Supplied information

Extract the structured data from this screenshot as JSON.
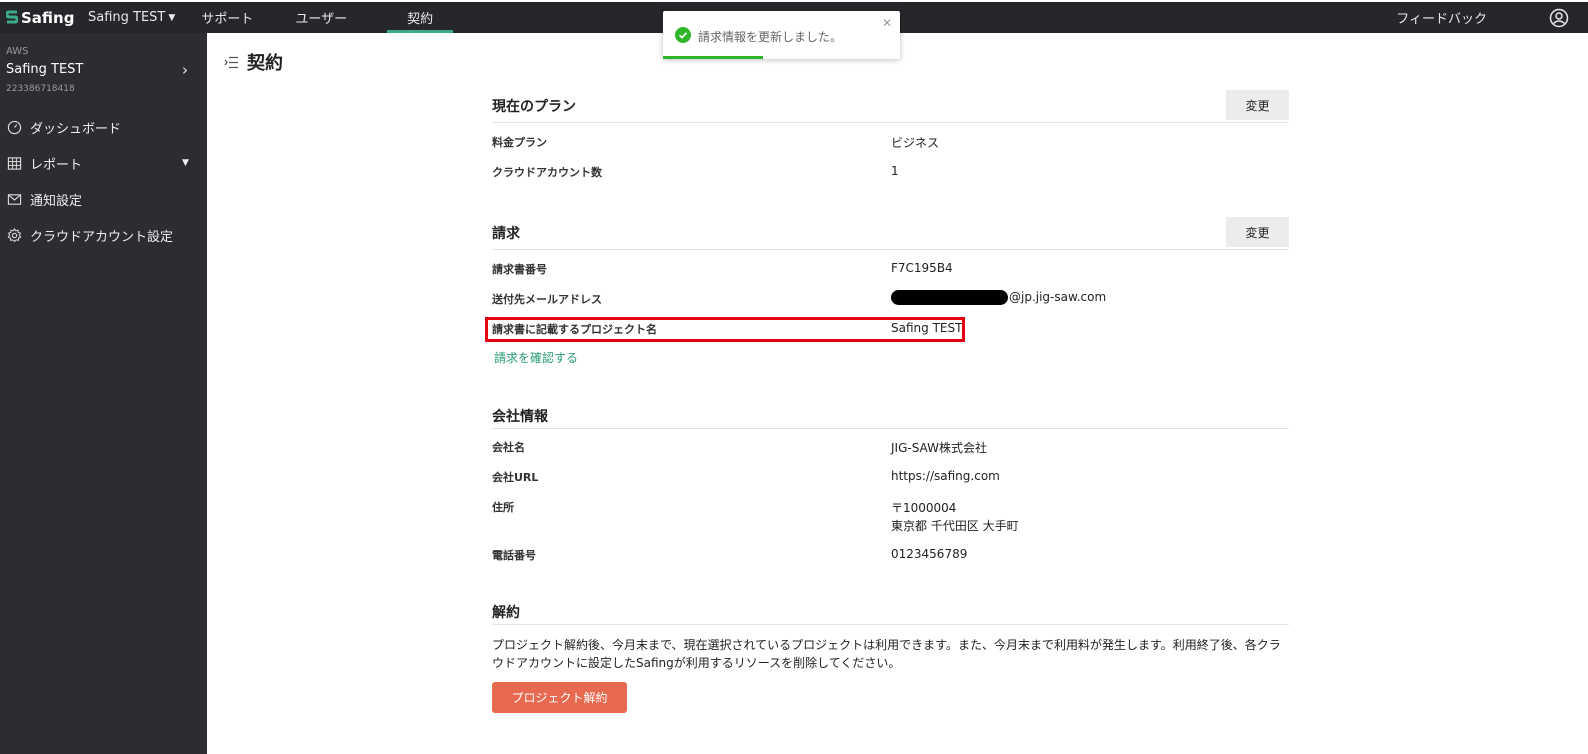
{
  "header": {
    "logo_text": "Safing",
    "project_selector": "Safing TEST",
    "nav": [
      {
        "label": "サポート"
      },
      {
        "label": "ユーザー"
      },
      {
        "label": "契約",
        "active": true
      }
    ],
    "feedback_label": "フィードバック",
    "user_icon": "user-circle-icon"
  },
  "sidebar": {
    "account": {
      "provider": "AWS",
      "name": "Safing TEST",
      "id": "223386718418"
    },
    "items": [
      {
        "label": "ダッシュボード",
        "icon": "dashboard-gauge-icon"
      },
      {
        "label": "レポート",
        "icon": "table-grid-icon",
        "expandable": true
      },
      {
        "label": "通知設定",
        "icon": "mail-icon"
      },
      {
        "label": "クラウドアカウント設定",
        "icon": "gear-icon"
      }
    ]
  },
  "page": {
    "title": "契約",
    "title_icon": "menu-collapse-icon"
  },
  "plan": {
    "title": "現在のプラン",
    "change_label": "変更",
    "rows": [
      {
        "label": "料金プラン",
        "value": "ビジネス"
      },
      {
        "label": "クラウドアカウント数",
        "value": "1"
      }
    ]
  },
  "billing": {
    "title": "請求",
    "change_label": "変更",
    "rows": [
      {
        "label": "請求書番号",
        "value": "F7C195B4"
      },
      {
        "label": "送付先メールアドレス",
        "value": "@jp.jig-saw.com"
      },
      {
        "label": "請求書に記載するプロジェクト名",
        "value": "Safing TEST"
      }
    ],
    "confirm_link": "請求を確認する"
  },
  "company": {
    "title": "会社情報",
    "rows": [
      {
        "label": "会社名",
        "value": "JIG-SAW株式会社"
      },
      {
        "label": "会社URL",
        "value": "https://safing.com"
      },
      {
        "label": "住所",
        "value_line1": "〒1000004",
        "value_line2": "東京都 千代田区 大手町"
      },
      {
        "label": "電話番号",
        "value": "0123456789"
      }
    ]
  },
  "cancellation": {
    "title": "解約",
    "description_line1": "プロジェクト解約後、今月末まで、現在選択されているプロジェクトは利用できます。また、今月末まで利用料が発生します。利用終了後、各クラ",
    "description_line2": "ウドアカウントに設定したSafingが利用するリソースを削除してください。",
    "button_label": "プロジェクト解約"
  },
  "toast": {
    "message": "請求情報を更新しました。",
    "status_color": "#2fb52a",
    "progress": 0.42
  },
  "colors": {
    "topbar": "#25272b",
    "sidebar": "#2b2d30",
    "accent": "#3caa86",
    "link": "#2a9b78",
    "danger_button": "#e7694f",
    "highlight_border": "#e60012"
  }
}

Directions
Return all of the data exactly as written, and drop the pictures.

Completed exercise
Extract the structured data from this screenshot as JSON.
{
  "header": {
    "logo_text": "Safing",
    "project_selector": "Safing TEST",
    "nav": [
      {
        "label": "サポート"
      },
      {
        "label": "ユーザー"
      },
      {
        "label": "契約",
        "active": true
      }
    ],
    "feedback_label": "フィードバック",
    "user_icon": "user-circle-icon"
  },
  "sidebar": {
    "account": {
      "provider": "AWS",
      "name": "Safing TEST",
      "id": "223386718418"
    },
    "items": [
      {
        "label": "ダッシュボード",
        "icon": "dashboard-gauge-icon"
      },
      {
        "label": "レポート",
        "icon": "table-grid-icon",
        "expandable": true
      },
      {
        "label": "通知設定",
        "icon": "mail-icon"
      },
      {
        "label": "クラウドアカウント設定",
        "icon": "gear-icon"
      }
    ]
  },
  "page": {
    "title": "契約",
    "title_icon": "menu-collapse-icon"
  },
  "plan": {
    "title": "現在のプラン",
    "change_label": "変更",
    "rows": [
      {
        "label": "料金プラン",
        "value": "ビジネス"
      },
      {
        "label": "クラウドアカウント数",
        "value": "1"
      }
    ]
  },
  "billing": {
    "title": "請求",
    "change_label": "変更",
    "rows": [
      {
        "label": "請求書番号",
        "value": "F7C195B4"
      },
      {
        "label": "送付先メールアドレス",
        "value": "@jp.jig-saw.com"
      },
      {
        "label": "請求書に記載するプロジェクト名",
        "value": "Safing TEST"
      }
    ],
    "confirm_link": "請求を確認する"
  },
  "company": {
    "title": "会社情報",
    "rows": [
      {
        "label": "会社名",
        "value": "JIG-SAW株式会社"
      },
      {
        "label": "会社URL",
        "value": "https://safing.com"
      },
      {
        "label": "住所",
        "value_line1": "〒1000004",
        "value_line2": "東京都 千代田区 大手町"
      },
      {
        "label": "電話番号",
        "value": "0123456789"
      }
    ]
  },
  "cancellation": {
    "title": "解約",
    "description_line1": "プロジェクト解約後、今月末まで、現在選択されているプロジェクトは利用できます。また、今月末まで利用料が発生します。利用終了後、各クラ",
    "description_line2": "ウドアカウントに設定したSafingが利用するリソースを削除してください。",
    "button_label": "プロジェクト解約"
  },
  "toast": {
    "message": "請求情報を更新しました。",
    "status_color": "#2fb52a",
    "progress": 0.42
  },
  "colors": {
    "topbar": "#25272b",
    "sidebar": "#2b2d30",
    "accent": "#3caa86",
    "link": "#2a9b78",
    "danger_button": "#e7694f",
    "highlight_border": "#e60012"
  }
}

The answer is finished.